Start of TEXT
Five recent book reviews
This book provides an excellent overview of the theory, methods and applications of continuous optimization problems. The book deals with one-dimensional optimization (chapter 1), unconstrained optimization (chapter 2), optimization under equality constraints (chapter 3), optimization under inequality constraints (chapter 4), linear programming (chapter 6), convex optimization (chapter 7), mixed smooth-convex optimization (chapter 10), dynamic programming in discrete time (chapter 11), and dynamic optimization in continuous time (chapter 12). The following four-step procedure, conveniently adapted to each of the above families of continuous optimization problems, is proposed for computing an optimal solution of those problems that are analytically solvable (i.e. by a formula):
1. Establish the existence of global solutions.
2. Write down the first order necessary conditions.
3. Investigate these conditions.
4. Write down the conclusions.
The main tools in step 1 are the classical Weierstrass theorem (applied to some bounded non-empty sublevel set) and its extension to coercive functions. Step 2 is based upon the so-called Fermat-Lagrange principle (i.e. conditions of multiplier type) for finite-dimensional optimization problems and the Pontryagin principle for dynamic optimization problems. The particular versions of the Fermat-Lagrange principle for the different classes of mathematical programming problems considered in this book (all of them involving differentiable and/or convex functions, i.e. functions admitting linear approximations) are obtained via the tangent space theorem (closely related to the implicit function theorem) for smooth problems and by means of the supporting hyperplane theorem (related to the separation theorem) in the case of convex problems. Typically, step 3 provides a list of candidates and step 1 allows the identification of optimal solutions among them if the given problem is solvable. The second order conditions in chapter 5 give some insight although they do not play a crucial role in this approach because they can seldom be checked in practice. A similar point of view is adopted regarding the constraint qualifications.
End of TEXT
EXERCISE TASK A:
Answer these three questions using the review:
(i) Which chapter of the reviewed book deals with linear programming?
(ii) What is step 2 of the four-step procedure?
(iii) Which principle is step 2 based on for dynamic optimization problems?
EXERCISE TASK B:
Please reproduce word for word the part of the review that opens with the words containing "Five recent book" and closes with "of global solutions.".
Answer from the review alone.
Start of RECORDED INFORMATION
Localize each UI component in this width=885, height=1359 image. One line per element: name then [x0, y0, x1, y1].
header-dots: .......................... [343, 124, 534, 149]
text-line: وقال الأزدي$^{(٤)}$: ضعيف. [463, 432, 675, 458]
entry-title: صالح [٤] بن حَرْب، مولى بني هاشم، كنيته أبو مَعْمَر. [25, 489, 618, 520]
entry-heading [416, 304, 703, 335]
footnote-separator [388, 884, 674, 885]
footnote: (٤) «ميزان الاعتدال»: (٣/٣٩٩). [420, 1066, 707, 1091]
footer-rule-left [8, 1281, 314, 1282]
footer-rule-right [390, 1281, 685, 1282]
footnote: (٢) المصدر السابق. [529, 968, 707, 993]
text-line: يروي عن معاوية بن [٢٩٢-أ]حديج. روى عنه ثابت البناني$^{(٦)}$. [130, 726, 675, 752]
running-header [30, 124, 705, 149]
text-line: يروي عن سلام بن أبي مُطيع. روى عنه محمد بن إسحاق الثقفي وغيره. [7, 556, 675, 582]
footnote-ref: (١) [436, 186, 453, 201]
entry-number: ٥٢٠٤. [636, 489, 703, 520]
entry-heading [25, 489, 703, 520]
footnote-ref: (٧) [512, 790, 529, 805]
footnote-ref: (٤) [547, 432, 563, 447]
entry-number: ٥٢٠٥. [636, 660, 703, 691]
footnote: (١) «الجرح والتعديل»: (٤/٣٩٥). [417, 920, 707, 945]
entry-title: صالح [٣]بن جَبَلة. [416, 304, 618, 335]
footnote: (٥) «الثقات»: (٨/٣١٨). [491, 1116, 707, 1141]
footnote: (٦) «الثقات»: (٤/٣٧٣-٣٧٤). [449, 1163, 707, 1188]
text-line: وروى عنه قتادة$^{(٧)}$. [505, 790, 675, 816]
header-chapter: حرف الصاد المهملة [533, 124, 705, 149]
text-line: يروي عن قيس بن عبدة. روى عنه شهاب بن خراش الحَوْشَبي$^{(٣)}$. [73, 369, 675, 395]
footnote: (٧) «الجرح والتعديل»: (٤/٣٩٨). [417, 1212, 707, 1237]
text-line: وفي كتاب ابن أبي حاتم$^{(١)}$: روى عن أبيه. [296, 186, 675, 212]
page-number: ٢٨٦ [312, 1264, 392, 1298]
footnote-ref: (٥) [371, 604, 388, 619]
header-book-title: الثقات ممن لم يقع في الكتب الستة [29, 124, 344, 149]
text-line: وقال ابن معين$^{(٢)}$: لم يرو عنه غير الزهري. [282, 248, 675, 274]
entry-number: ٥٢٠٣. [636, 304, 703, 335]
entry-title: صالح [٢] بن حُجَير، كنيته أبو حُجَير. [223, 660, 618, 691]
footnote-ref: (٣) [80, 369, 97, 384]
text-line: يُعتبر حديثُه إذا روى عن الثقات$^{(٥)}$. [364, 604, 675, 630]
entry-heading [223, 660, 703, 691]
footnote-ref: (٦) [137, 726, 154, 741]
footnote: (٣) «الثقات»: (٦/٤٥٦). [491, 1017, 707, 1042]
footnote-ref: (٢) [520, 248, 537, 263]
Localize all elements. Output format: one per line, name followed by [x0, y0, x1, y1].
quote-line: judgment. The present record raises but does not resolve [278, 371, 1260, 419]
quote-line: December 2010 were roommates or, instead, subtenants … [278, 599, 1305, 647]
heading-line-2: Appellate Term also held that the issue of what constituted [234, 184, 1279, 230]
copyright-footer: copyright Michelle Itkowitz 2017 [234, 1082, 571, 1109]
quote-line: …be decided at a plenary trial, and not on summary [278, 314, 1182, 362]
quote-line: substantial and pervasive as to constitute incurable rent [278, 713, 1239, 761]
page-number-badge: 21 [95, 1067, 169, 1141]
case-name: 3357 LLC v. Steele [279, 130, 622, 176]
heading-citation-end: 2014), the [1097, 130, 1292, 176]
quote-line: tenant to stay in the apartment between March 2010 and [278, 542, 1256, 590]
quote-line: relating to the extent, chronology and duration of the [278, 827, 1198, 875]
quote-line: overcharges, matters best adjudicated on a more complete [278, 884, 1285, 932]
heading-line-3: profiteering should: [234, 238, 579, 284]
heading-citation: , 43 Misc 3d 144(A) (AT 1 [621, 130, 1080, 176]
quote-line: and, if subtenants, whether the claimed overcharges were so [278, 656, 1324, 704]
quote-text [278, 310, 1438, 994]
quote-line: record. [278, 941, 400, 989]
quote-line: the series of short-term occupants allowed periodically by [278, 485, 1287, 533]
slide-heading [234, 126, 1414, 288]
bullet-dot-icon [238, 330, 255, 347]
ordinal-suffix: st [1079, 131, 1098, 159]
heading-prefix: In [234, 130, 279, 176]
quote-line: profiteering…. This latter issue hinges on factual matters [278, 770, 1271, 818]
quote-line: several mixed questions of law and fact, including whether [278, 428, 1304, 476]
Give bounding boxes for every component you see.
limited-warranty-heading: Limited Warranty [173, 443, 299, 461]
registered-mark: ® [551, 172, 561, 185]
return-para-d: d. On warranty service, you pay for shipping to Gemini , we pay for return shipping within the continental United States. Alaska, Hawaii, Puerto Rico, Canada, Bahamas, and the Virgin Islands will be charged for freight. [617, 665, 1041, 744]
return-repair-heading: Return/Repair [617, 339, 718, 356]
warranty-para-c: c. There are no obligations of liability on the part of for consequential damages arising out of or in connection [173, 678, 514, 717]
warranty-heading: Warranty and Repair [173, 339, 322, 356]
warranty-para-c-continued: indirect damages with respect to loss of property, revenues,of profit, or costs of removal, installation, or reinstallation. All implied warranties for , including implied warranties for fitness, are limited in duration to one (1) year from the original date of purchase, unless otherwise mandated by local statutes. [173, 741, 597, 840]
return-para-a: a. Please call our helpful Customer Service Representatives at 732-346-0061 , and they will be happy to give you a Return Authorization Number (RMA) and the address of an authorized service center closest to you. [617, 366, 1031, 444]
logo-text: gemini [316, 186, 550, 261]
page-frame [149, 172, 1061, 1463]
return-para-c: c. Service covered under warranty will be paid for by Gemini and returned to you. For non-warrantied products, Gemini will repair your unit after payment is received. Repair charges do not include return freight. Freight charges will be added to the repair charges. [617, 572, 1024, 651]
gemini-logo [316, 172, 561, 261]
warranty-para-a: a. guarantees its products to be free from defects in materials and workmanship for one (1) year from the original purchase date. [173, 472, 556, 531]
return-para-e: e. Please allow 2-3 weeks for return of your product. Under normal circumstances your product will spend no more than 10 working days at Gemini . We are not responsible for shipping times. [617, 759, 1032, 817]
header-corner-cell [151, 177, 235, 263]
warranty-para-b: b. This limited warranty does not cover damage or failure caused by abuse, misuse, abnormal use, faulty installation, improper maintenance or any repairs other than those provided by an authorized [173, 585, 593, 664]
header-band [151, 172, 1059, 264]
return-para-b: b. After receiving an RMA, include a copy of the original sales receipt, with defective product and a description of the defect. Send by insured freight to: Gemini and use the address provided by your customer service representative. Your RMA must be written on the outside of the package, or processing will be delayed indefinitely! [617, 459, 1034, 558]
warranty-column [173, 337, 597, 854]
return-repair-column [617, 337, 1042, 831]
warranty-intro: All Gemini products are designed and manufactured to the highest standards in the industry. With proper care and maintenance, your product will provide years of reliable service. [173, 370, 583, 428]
End of RECORDED INFORMATION
FULL SOLUTION A:
(i) Chapter 6
(ii) Write down the first order necessary conditions.
(iii) The Pontryagin principle

FULL SOLUTION B:
Five recent book reviews
This book provides an excellent overview of the theory, methods and applications of continuous optimization problems. The book deals with one-dimensional optimization (chapter 1), unconstrained optimization (chapter 2), optimization under equality constraints (chapter 3), optimization under inequality constraints (chapter 4), linear programming (chapter 6), convex optimization (chapter 7), mixed smooth-convex optimization (chapter 10), dynamic programming in discrete time (chapter 11), and dynamic optimization in continuous time (chapter 12). The following four-step procedure, conveniently adapted to each of the above families of continuous optimization problems, is proposed for computing an optimal solution of those problems that are analytically solvable (i.e. by a formula):
1. Establish the existence of global solutions.